Exercise directions:
Reproduce everything in the Navalny text below, from "So what happens" down to "president (function 31).", word for word.

Excerpted text:
· · · ·
January 2018; Navalny leads protests calling for a boycott of the presidential elections.  He is arrested.  May 2018; he is arrested again, following further protests.  He’s sentenced to 20 days and 30 days in prison.  July 2019; Navalny is arrested yet again, following protests about the exclusion of independent candidates from the Moscow Duma elections.  While in prison, he’s hospitalised with a mysterious ailment which severely damages his eyes and skin.  Function 3; Violation of Interdiction – the hero refuses to obey the command and is punished.

In 2012/2013, Navalny is charged with embezzlement and found guilty; but an independent report on the case concludes that the legal system had been misused to silence political opponents, and in 2016 the European Court of Human rights rules that his right to a fair trial had been violated and orders the government to pay legal costs and damages.  In 2013, as Navalny is trying to establish a new political party The People’s Alliance in the face of apparently insurmountable official obstructionism, an established party changes its own name to The People’s Alliance; however, few are fooled by this attempt to muddy the waters.   In recent elections, a considerable number of candidates from the governing party re-brand themselves as ‘independents’ or ‘liberals’; however, this tactic is widely recognised as a smoke screen, a herd of stalking horses, an attempt to pull the rug from under the feet of true independents and liberals supported by Navalny.  Function 24; Unfounded Claims – a false hero (one of the baddies or in league with the baddies) attempts to deceive by making unfounded claims. Function 28: Exposure – the false hero is exposed, and the claims shown to be unfounded.

In 2005, his youth movement “DA! – Democratic Alternative” organises political debates to be televised by the state-run Moscow channel TV Center, but the show is suddenly cancelled after only two episodes.  Navalny subsequently turns to new information technology (the internet, drones, video) and harnesses social media (twitter, facebook) to broadcast his anti-corruption research and his opposition activism.  His work reaches a massive audience.  Function 14; Receipt of a Magical Agent – the hero finds and masters a new and mysterious item – a tool or weapon or item of clothing or food – which enables him to further his task.

August 2020; Navalny is taken ill on a flight from Tomsk to Moscow.  He goes into a coma.  The plane makes an emergency landing in Omsk, where he is taken to hospital and put on a ventilator.  His colleagues suspect poison, but the authorities say that the hospital has found no sign of it.  Function 21; Pursuit – the hero is pursued by his adversaries who attempt to capture or destroy him.

August/September 2020; a plane is sent from Germany to evacuate Navalny for treatment in a Berlin hospital.  The Omsk hospital eventually releases him.  German doctors confirm that he has indeed been poisoned.  The German government announces that the poison was a Novichok nerve agent, a chemical weapon widely believed to be available only to agents of the Russian state.  On September 07, the doctors treating him say that he has been brought out of the coma and now “responds when he is spoken to”.  Function 22; Rescue – the hero is saved.

So what happens now?  If we reverse-engineer Propp’s analysis and attempt to complete the story by synthesising some of the remaining functions, we could expect the following – the hero returns (function 20) transfigured in some way (function 29), the villain is defeated (function 30) and the victorious hero finally marries the princess / ascends the throne / is elected president (function 31).

Here, of course, caution and common sense remind us that real life is not a fairy tale and that a happy ending is never guaranteed outside the story books.  Nevertheless, all this also reminds us that folk tales and fairy stories aren’t mere frivolous and vacuous fantasies but reflect the profound hopes and fears of an entire community (perhaps even of the whole of mankind) and are acutely aware of the forces which shape society for good or ill.  And as for a happy ever after, well, who knows?  We certainly hope for the best as the doctors continue to do what they can in Berlin and as the world outside Russia prepares its reaction to this latest atrocity.
· · · ·
Dataset extract:
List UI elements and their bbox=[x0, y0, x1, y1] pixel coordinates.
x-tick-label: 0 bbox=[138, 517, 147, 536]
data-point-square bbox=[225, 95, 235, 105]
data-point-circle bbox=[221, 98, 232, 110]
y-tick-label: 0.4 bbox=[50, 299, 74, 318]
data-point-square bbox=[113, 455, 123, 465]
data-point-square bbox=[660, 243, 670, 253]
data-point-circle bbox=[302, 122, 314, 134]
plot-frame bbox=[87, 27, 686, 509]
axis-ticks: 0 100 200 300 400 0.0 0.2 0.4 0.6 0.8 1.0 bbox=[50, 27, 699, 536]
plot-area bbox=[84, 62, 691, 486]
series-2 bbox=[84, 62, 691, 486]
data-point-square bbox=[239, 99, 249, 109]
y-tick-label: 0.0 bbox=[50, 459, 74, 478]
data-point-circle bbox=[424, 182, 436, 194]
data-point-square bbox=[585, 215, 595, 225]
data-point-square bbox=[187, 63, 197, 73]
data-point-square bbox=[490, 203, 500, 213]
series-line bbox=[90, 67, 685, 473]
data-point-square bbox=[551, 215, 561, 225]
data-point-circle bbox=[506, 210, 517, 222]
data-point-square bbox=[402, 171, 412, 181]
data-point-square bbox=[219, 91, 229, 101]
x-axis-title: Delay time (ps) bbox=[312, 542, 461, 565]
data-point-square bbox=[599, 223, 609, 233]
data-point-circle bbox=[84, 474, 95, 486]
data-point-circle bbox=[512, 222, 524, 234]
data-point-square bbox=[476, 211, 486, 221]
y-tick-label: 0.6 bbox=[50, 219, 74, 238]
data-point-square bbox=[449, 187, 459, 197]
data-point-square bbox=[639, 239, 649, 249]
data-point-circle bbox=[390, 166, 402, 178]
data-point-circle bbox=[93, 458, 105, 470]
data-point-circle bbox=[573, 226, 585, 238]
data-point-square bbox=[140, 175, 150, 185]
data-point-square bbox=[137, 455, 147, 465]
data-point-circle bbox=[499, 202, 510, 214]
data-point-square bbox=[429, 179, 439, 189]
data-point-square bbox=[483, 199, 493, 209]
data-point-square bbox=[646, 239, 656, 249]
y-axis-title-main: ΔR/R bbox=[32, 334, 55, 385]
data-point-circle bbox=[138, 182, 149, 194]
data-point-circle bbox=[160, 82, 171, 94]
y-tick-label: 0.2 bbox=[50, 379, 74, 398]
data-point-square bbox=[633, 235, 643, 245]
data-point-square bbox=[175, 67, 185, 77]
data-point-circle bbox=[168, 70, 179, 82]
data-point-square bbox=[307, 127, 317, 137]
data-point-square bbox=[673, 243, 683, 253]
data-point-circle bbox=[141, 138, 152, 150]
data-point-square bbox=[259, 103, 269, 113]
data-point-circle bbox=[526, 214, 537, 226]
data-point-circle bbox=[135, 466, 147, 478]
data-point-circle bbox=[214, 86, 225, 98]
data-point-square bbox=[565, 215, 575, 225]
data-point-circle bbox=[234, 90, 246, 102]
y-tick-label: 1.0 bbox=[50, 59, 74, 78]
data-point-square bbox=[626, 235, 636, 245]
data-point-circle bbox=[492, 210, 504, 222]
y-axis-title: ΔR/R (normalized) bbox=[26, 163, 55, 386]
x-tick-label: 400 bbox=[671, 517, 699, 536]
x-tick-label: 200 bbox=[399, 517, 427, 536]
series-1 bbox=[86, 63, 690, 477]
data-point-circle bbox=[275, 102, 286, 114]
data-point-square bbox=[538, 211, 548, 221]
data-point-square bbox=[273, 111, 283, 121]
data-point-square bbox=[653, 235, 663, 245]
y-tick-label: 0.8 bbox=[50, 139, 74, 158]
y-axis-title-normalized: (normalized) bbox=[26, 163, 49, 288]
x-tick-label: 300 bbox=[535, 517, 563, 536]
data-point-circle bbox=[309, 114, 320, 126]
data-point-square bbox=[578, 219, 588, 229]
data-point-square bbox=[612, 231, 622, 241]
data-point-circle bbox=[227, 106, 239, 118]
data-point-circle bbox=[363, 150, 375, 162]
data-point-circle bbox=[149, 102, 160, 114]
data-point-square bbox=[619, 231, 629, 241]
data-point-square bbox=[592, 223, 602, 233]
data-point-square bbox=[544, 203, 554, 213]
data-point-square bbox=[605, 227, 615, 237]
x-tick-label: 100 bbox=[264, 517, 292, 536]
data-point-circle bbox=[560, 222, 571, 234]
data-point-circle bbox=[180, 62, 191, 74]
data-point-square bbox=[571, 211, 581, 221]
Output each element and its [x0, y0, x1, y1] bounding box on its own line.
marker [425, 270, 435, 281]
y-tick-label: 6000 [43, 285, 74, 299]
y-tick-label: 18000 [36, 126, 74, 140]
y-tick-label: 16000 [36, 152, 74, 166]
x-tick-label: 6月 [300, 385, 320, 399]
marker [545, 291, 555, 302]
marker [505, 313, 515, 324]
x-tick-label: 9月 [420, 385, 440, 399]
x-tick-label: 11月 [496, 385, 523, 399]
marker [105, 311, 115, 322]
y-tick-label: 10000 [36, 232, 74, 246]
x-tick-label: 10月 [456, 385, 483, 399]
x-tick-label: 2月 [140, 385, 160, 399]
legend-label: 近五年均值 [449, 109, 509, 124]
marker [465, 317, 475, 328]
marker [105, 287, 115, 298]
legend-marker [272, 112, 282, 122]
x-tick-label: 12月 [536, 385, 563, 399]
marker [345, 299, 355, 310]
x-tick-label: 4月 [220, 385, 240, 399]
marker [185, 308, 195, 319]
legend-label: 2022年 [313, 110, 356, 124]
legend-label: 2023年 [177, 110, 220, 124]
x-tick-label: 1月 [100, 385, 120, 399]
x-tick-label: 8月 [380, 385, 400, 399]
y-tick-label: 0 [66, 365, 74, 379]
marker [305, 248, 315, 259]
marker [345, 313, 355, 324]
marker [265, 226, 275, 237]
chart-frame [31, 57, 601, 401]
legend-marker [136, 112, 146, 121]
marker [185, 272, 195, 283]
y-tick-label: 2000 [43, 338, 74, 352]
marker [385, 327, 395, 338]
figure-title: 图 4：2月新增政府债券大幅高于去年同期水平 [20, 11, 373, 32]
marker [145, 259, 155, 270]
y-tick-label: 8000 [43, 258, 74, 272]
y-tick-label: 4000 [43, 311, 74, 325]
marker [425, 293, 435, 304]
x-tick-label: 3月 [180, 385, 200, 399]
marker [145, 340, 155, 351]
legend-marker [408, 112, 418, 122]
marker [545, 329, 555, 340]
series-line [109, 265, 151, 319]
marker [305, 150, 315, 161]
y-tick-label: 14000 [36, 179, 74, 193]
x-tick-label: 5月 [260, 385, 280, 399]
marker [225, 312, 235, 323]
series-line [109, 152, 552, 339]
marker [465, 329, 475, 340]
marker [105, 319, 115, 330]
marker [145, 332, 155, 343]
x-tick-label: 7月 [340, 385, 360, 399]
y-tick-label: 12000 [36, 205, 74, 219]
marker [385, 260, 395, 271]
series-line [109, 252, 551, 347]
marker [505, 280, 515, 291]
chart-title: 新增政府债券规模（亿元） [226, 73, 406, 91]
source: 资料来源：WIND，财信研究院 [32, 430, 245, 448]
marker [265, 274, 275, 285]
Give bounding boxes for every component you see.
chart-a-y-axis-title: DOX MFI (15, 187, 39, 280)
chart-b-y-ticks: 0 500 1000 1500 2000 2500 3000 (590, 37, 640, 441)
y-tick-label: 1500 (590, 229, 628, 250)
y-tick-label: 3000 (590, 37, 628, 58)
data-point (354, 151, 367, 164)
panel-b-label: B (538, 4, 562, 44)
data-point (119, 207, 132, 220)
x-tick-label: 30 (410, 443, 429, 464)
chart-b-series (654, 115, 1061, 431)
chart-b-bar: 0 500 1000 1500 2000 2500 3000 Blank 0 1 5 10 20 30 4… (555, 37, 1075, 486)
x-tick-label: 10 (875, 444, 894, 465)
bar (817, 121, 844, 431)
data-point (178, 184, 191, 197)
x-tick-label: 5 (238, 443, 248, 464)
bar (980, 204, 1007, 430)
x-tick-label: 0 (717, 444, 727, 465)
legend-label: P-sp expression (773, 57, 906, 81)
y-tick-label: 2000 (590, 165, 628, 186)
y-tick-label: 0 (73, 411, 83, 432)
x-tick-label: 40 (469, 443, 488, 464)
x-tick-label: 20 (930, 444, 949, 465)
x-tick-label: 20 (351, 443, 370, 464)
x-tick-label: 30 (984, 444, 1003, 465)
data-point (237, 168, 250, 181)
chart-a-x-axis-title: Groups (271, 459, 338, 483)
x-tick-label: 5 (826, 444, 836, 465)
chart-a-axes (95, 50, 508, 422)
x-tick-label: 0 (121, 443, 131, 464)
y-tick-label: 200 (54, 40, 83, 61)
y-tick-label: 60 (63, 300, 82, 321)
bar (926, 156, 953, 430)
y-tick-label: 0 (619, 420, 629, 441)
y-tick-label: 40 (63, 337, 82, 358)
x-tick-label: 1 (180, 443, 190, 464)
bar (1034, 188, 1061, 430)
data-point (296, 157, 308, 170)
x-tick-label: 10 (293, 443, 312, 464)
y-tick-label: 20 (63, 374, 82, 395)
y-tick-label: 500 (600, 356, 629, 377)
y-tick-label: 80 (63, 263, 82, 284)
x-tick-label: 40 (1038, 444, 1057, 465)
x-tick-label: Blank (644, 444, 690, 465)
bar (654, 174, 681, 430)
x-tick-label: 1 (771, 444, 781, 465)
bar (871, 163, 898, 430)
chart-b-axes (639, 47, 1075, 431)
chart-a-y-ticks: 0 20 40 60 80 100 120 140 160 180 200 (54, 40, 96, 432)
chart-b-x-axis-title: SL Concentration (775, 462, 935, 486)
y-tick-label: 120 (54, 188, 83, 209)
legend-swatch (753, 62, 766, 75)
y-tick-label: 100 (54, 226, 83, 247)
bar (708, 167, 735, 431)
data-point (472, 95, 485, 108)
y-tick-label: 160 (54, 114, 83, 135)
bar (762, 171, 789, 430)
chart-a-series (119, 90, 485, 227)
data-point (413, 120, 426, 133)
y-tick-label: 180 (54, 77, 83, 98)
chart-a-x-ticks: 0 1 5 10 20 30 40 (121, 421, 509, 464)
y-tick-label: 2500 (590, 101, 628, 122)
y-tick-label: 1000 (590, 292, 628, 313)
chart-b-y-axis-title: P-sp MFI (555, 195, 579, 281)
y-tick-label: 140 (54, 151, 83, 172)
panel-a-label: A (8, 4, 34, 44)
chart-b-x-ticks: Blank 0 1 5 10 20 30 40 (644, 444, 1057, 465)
· · · ·
Exercise response:
So what happens now?  If we reverse-engineer Propp’s analysis and attempt to complete the story by synthesising some of the remaining functions, we could expect the following – the hero returns (function 20) transfigured in some way (function 29), the villain is defeated (function 30) and the victorious hero finally marries the princess / ascends the throne / is elected president (function 31).